Repeat the entries that follow verbatim, without any of their pictures.

****

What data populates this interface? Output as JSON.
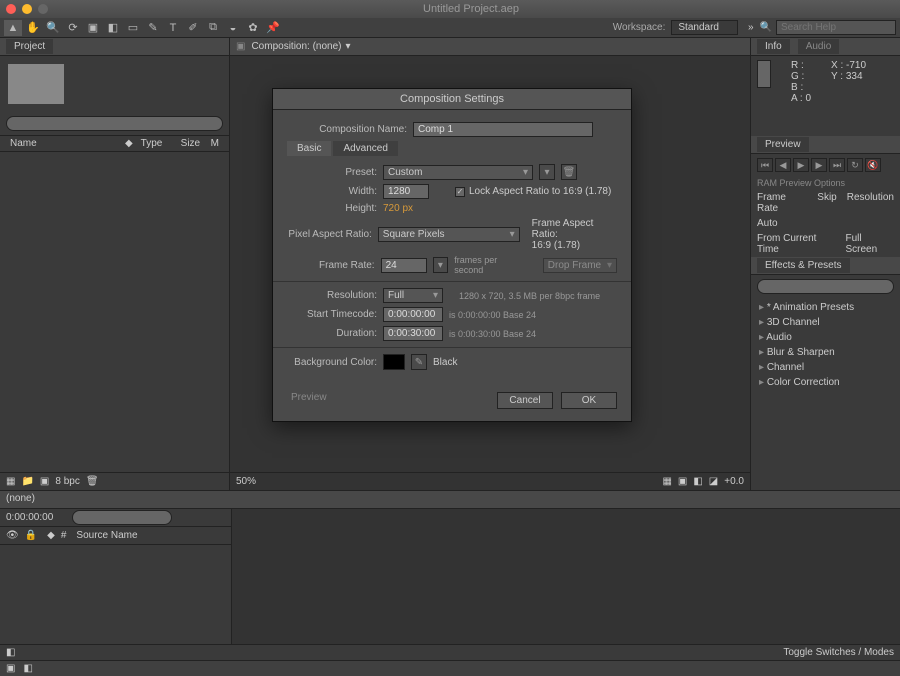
{
  "title": "Untitled Project.aep",
  "toolbar": {
    "workspace_label": "Workspace:",
    "workspace_value": "Standard",
    "search_placeholder": "Search Help"
  },
  "project": {
    "tab": "Project",
    "search_placeholder": "",
    "columns": {
      "name": "Name",
      "type": "Type",
      "size": "Size",
      "m": "M"
    },
    "footer_bpc": "8 bpc"
  },
  "composition_panel": {
    "label": "Composition: (none)"
  },
  "info": {
    "tab_info": "Info",
    "tab_audio": "Audio",
    "r": "R :",
    "g": "G :",
    "b": "B :",
    "a": "A : 0",
    "x": "X : -710",
    "y": "Y : 334"
  },
  "preview": {
    "tab": "Preview",
    "ram_options": "RAM Preview Options",
    "frame_rate": "Frame Rate",
    "skip": "Skip",
    "resolution": "Resolution",
    "auto": "Auto",
    "from_current": "From Current Time",
    "full_screen": "Full Screen"
  },
  "effects": {
    "tab": "Effects & Presets",
    "items": [
      "* Animation Presets",
      "3D Channel",
      "Audio",
      "Blur & Sharpen",
      "Channel",
      "Color Correction"
    ]
  },
  "timeline": {
    "tab": "(none)",
    "zoom": "50%",
    "plus": "+0.0",
    "timecode": "0:00:00:00",
    "source_col": "Source Name",
    "toggle": "Toggle Switches / Modes"
  },
  "dialog": {
    "title": "Composition Settings",
    "name_label": "Composition Name:",
    "name_value": "Comp 1",
    "tab_basic": "Basic",
    "tab_advanced": "Advanced",
    "preset_label": "Preset:",
    "preset_value": "Custom",
    "width_label": "Width:",
    "width_value": "1280",
    "height_label": "Height:",
    "height_value": "720 px",
    "lock_ar": "Lock Aspect Ratio to 16:9 (1.78)",
    "par_label": "Pixel Aspect Ratio:",
    "par_value": "Square Pixels",
    "frame_ar_label": "Frame Aspect Ratio:",
    "frame_ar_value": "16:9 (1.78)",
    "fr_label": "Frame Rate:",
    "fr_value": "24",
    "fr_unit": "frames per second",
    "drop_frame": "Drop Frame",
    "res_label": "Resolution:",
    "res_value": "Full",
    "res_info": "1280 x 720, 3.5 MB per 8bpc frame",
    "stc_label": "Start Timecode:",
    "stc_value": "0:00:00:00",
    "stc_info": "is 0:00:00:00  Base 24",
    "dur_label": "Duration:",
    "dur_value": "0:00:30:00",
    "dur_info": "is 0:00:30:00  Base 24",
    "bg_label": "Background Color:",
    "bg_name": "Black",
    "preview": "Preview",
    "cancel": "Cancel",
    "ok": "OK"
  }
}
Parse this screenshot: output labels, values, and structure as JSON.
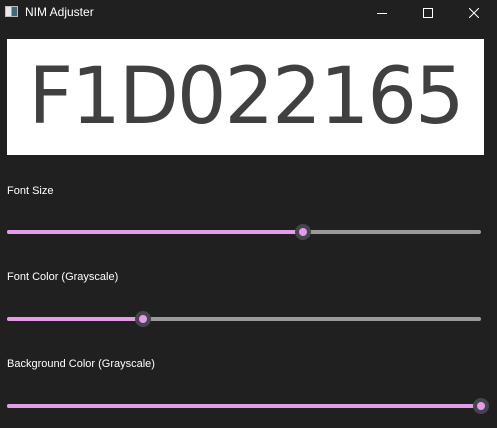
{
  "window": {
    "title": "NIM Adjuster",
    "icon": "app-window-icon",
    "controls": [
      "minimize-icon",
      "maximize-icon",
      "close-icon"
    ]
  },
  "preview": {
    "text": "F1D022165"
  },
  "controls": {
    "font_size": {
      "label": "Font Size",
      "value_fraction": 0.625
    },
    "font_color": {
      "label": "Font Color (Grayscale)",
      "value_fraction": 0.286
    },
    "background_color": {
      "label": "Background Color (Grayscale)",
      "value_fraction": 1.0
    }
  },
  "colors": {
    "accent": "#e29ce8",
    "track": "#9a9a9a",
    "background": "#202020",
    "preview_background": "#ffffff",
    "preview_text": "#404040"
  }
}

****

» EXERCISE SOLUTION
What data populates this interface? Output as JSON.
{
  "title": "Untitled Project.aep",
  "toolbar": {
    "workspace_label": "Workspace:",
    "workspace_value": "Standard",
    "search_placeholder": "Search Help"
  },
  "project": {
    "tab": "Project",
    "search_placeholder": "",
    "columns": {
      "name": "Name",
      "type": "Type",
      "size": "Size",
      "m": "M"
    },
    "footer_bpc": "8 bpc"
  },
  "composition_panel": {
    "label": "Composition: (none)"
  },
  "info": {
    "tab_info": "Info",
    "tab_audio": "Audio",
    "r": "R :",
    "g": "G :",
    "b": "B :",
    "a": "A : 0",
    "x": "X : -710",
    "y": "Y : 334"
  },
  "preview": {
    "tab": "Preview",
    "ram_options": "RAM Preview Options",
    "frame_rate": "Frame Rate",
    "skip": "Skip",
    "resolution": "Resolution",
    "auto": "Auto",
    "from_current": "From Current Time",
    "full_screen": "Full Screen"
  },
  "effects": {
    "tab": "Effects & Presets",
    "items": [
      "* Animation Presets",
      "3D Channel",
      "Audio",
      "Blur & Sharpen",
      "Channel",
      "Color Correction"
    ]
  },
  "timeline": {
    "tab": "(none)",
    "zoom": "50%",
    "plus": "+0.0",
    "timecode": "0:00:00:00",
    "source_col": "Source Name",
    "toggle": "Toggle Switches / Modes"
  },
  "dialog": {
    "title": "Composition Settings",
    "name_label": "Composition Name:",
    "name_value": "Comp 1",
    "tab_basic": "Basic",
    "tab_advanced": "Advanced",
    "preset_label": "Preset:",
    "preset_value": "Custom",
    "width_label": "Width:",
    "width_value": "1280",
    "height_label": "Height:",
    "height_value": "720 px",
    "lock_ar": "Lock Aspect Ratio to 16:9 (1.78)",
    "par_label": "Pixel Aspect Ratio:",
    "par_value": "Square Pixels",
    "frame_ar_label": "Frame Aspect Ratio:",
    "frame_ar_value": "16:9 (1.78)",
    "fr_label": "Frame Rate:",
    "fr_value": "24",
    "fr_unit": "frames per second",
    "drop_frame": "Drop Frame",
    "res_label": "Resolution:",
    "res_value": "Full",
    "res_info": "1280 x 720, 3.5 MB per 8bpc frame",
    "stc_label": "Start Timecode:",
    "stc_value": "0:00:00:00",
    "stc_info": "is 0:00:00:00  Base 24",
    "dur_label": "Duration:",
    "dur_value": "0:00:30:00",
    "dur_info": "is 0:00:30:00  Base 24",
    "bg_label": "Background Color:",
    "bg_name": "Black",
    "preview": "Preview",
    "cancel": "Cancel",
    "ok": "OK"
  }
}
Parse this screenshot: output labels, values, and structure as JSON.
{
  "window": {
    "title": "NIM Adjuster",
    "icon": "app-window-icon",
    "controls": [
      "minimize-icon",
      "maximize-icon",
      "close-icon"
    ]
  },
  "preview": {
    "text": "F1D022165"
  },
  "controls": {
    "font_size": {
      "label": "Font Size",
      "value_fraction": 0.625
    },
    "font_color": {
      "label": "Font Color (Grayscale)",
      "value_fraction": 0.286
    },
    "background_color": {
      "label": "Background Color (Grayscale)",
      "value_fraction": 1.0
    }
  },
  "colors": {
    "accent": "#e29ce8",
    "track": "#9a9a9a",
    "background": "#202020",
    "preview_background": "#ffffff",
    "preview_text": "#404040"
  }
}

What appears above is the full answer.